To-do list:
**a.** Summarize the passage on assurance cases in two sentences.
**b.** Write the next part of the passage on assurance cases, picking up after its final sentence.

First, we should observe that one notorious assurance case — that for the UK 
Royal Air Force Nimrod airplane, one of which exploded in mid-air with the loss 
of all onboard — was egregiously flawed [51]. Henceforth, we assume that assurance 
cases are developed in a context with sufficient management discipline and control on 
the custody of evidence that this level of malpractice (essentially, failure to disclose 
known hazards) is prevented. 

Next, it surely desirable that assurance cases should be aided by some degree 
of computerized support. At the very least, some method for managing and cross- 
linking claims, evidence, arguments, justifications, and other components of a case 
should be provided, together with automation to ensure their consistent use and to 
report on the overall coherence and completeness of the assurance case. This level 
of support simply organizes and manages text and files and is largely independent 
of the semantics ascribed to the case. Graphical presentation (and, if desired, a GUI 
interface) can be provided, too.

Data:
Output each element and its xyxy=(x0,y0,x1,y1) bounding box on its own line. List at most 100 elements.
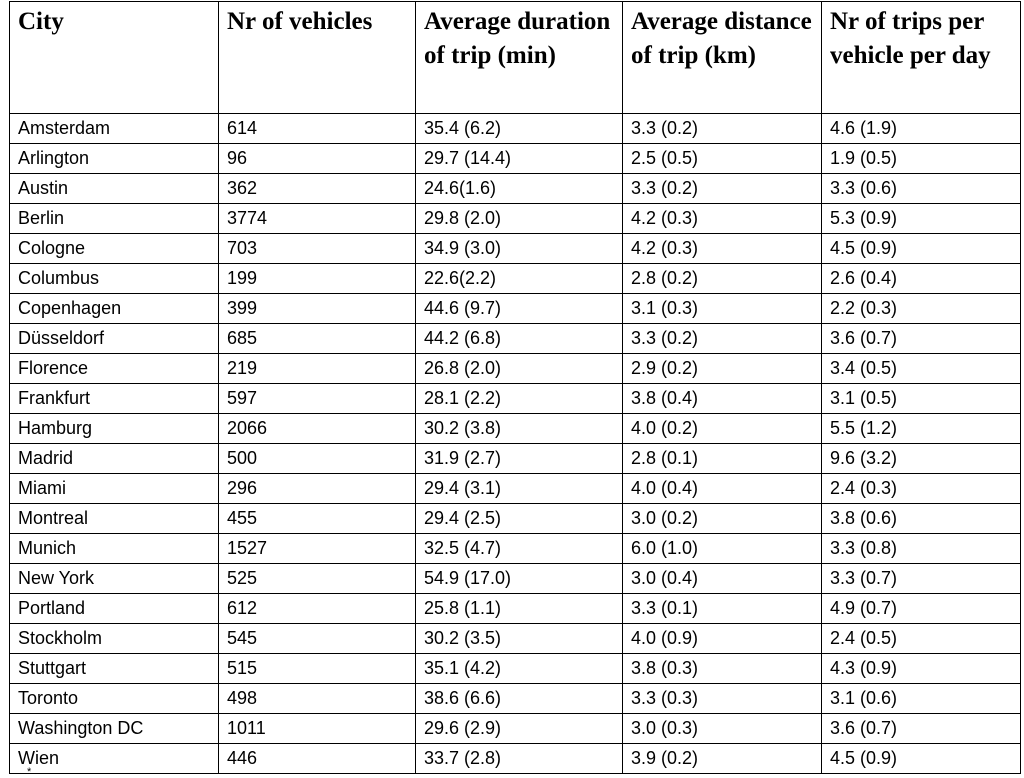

Results for each task:
**a.** The passage notes that the assurance case for the UK Royal Air Force Nimrod airplane, one of which exploded in mid-air with the loss of all onboard, was egregiously flawed, and it then assumes that assurance cases are developed with enough management discipline and control over the custody of evidence to prevent that level of malpractice. It also holds that assurance cases should have computerized support, at minimum for managing and cross-linking their claims, evidence, arguments, justifications and other components, with automation to ensure their consistent use and to report on the case's coherence and completeness, and that graphical presentation can be provided, too.

**b.**
Once we have this level of computer support, it becomes feasible to explore and 
probe a case systematically. Graphical representations may be useful for exploration 
and navigation of a case, but we are skeptical that they can provide much help in the 
assessment of a case. For credible assessment, we need to examine the content of the 
case in detail. First, we should review, discuss, and revise as necessary, the narrative 
justification for each argument step and the meanings (i.e., intended interpretations) 
attached to its claim and each of its subclaims or items of evidence. Then, in the 
same way that we look for hazards when exploring the safety of a design, so we can 
look for def eaters to the argument. (What we are referring to as “defeaters” are 
generally called “Assurance Deficits” in the GSN community.) 

When the reasoning steps of an argument are deductive, a defeater for a step is 
any reason for doubting that its claim must be true when its subclaims are. One 
approach is to hypothesize a situation that contradicts the claim, then check that 
it is excluded by at least one of the subclaims. For example, in the D0-178C HLR 
Verification Process argument of [16] on page 44, we might hypothesize that 
the HLR could specify a behavior about which the SR says nothing (potentially an 
unintended function), thereby contradicting the claim HLR correctly represent 
SR. This is not excluded by the subclaim HLR comply with SR, which requires only 
that behavior that is specified in the SR is correctly represented in the HLR. So 
now it comes down to interpretation of the subclaim HLR are traceable to SR.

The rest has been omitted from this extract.